• **Work to do**: How many lines of the entries below include the word "lunaire"? Answer with the number alone.

━━━━━━

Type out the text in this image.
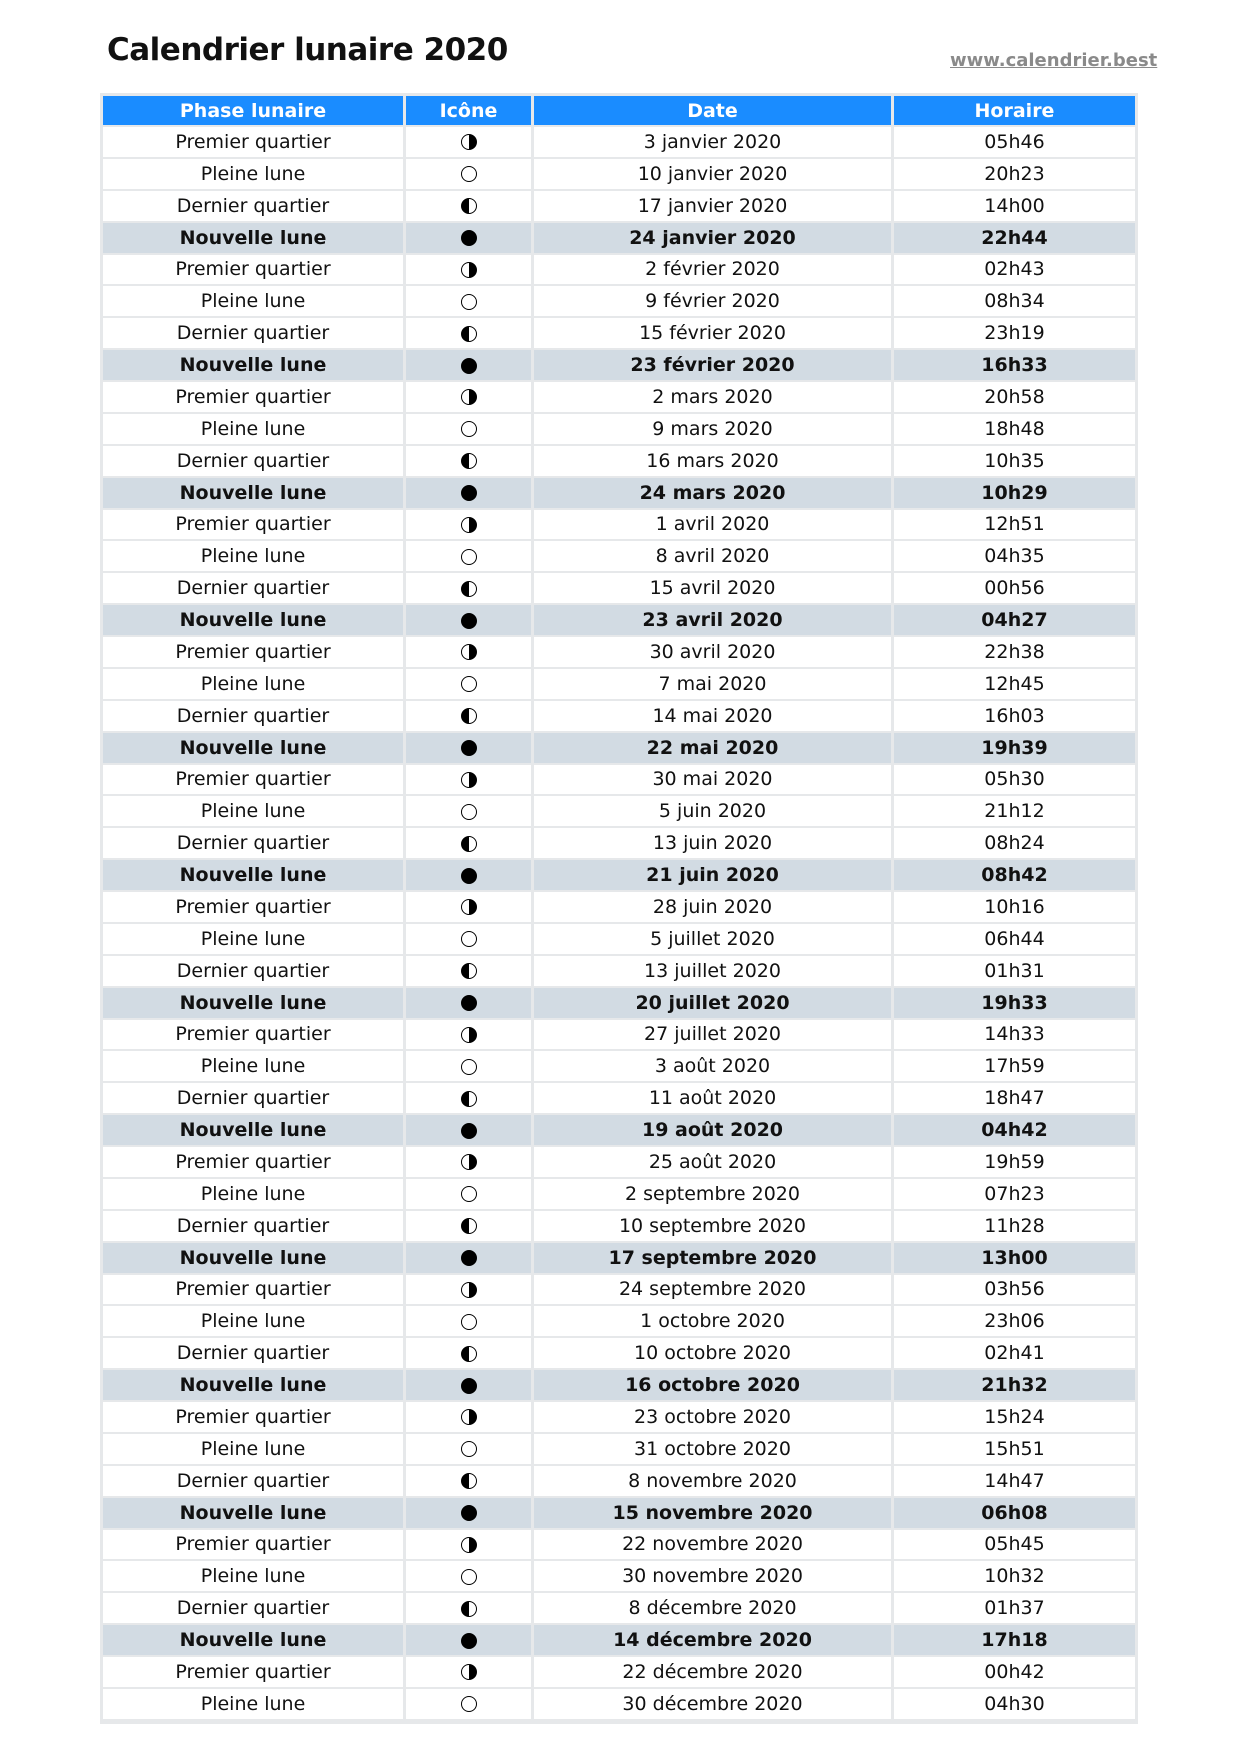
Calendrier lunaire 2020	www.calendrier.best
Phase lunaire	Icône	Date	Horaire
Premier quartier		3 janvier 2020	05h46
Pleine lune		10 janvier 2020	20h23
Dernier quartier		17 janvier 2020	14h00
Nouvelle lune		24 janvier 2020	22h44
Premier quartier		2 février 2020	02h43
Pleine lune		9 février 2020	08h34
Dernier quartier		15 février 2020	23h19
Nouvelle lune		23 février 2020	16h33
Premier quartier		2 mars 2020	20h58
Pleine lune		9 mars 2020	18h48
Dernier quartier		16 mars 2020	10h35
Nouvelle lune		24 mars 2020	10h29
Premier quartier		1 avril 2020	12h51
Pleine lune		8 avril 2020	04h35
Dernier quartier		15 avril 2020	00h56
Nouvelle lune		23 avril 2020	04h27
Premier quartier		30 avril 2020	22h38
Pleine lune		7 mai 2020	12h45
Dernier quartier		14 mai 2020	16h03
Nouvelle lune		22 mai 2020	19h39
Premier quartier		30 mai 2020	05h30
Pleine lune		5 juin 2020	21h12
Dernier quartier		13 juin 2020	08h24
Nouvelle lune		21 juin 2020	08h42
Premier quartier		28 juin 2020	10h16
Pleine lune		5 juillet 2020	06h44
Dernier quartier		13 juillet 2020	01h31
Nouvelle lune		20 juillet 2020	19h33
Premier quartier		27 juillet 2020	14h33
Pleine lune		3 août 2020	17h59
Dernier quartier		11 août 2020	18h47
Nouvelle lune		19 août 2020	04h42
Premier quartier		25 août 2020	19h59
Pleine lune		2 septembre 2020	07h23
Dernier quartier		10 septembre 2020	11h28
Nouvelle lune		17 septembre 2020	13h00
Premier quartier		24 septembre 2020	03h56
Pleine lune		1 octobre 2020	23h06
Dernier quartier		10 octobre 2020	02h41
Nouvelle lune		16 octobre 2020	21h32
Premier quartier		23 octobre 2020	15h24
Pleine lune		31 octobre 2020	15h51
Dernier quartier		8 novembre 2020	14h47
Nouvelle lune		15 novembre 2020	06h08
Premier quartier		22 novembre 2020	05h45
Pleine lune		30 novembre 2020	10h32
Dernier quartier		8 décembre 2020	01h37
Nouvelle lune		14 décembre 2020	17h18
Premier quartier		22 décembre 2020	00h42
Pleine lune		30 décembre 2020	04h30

━━━━━━

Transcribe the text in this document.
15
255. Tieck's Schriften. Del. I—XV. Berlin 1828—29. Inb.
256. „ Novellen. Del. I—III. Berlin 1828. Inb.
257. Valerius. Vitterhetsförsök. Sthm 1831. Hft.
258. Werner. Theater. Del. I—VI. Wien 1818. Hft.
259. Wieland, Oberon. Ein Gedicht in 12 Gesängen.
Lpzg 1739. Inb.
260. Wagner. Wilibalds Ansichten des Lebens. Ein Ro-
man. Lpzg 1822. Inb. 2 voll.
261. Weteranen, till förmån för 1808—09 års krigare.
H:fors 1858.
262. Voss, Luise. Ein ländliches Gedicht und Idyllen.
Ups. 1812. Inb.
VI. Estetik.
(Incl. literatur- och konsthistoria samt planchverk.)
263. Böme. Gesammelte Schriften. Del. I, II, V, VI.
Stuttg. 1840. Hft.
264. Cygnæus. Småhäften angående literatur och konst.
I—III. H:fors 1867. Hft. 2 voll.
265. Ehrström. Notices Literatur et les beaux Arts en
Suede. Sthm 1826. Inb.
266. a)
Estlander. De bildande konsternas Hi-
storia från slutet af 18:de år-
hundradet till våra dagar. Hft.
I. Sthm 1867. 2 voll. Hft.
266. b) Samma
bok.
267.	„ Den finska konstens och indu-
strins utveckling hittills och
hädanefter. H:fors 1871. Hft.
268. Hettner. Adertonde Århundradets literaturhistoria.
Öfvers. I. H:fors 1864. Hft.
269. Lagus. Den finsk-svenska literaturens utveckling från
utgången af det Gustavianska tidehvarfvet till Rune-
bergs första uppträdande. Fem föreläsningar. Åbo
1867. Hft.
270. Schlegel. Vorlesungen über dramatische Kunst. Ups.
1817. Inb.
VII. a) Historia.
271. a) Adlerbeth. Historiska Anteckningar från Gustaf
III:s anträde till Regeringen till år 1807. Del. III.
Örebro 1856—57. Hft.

━━━━━━

• **Complete output**: 2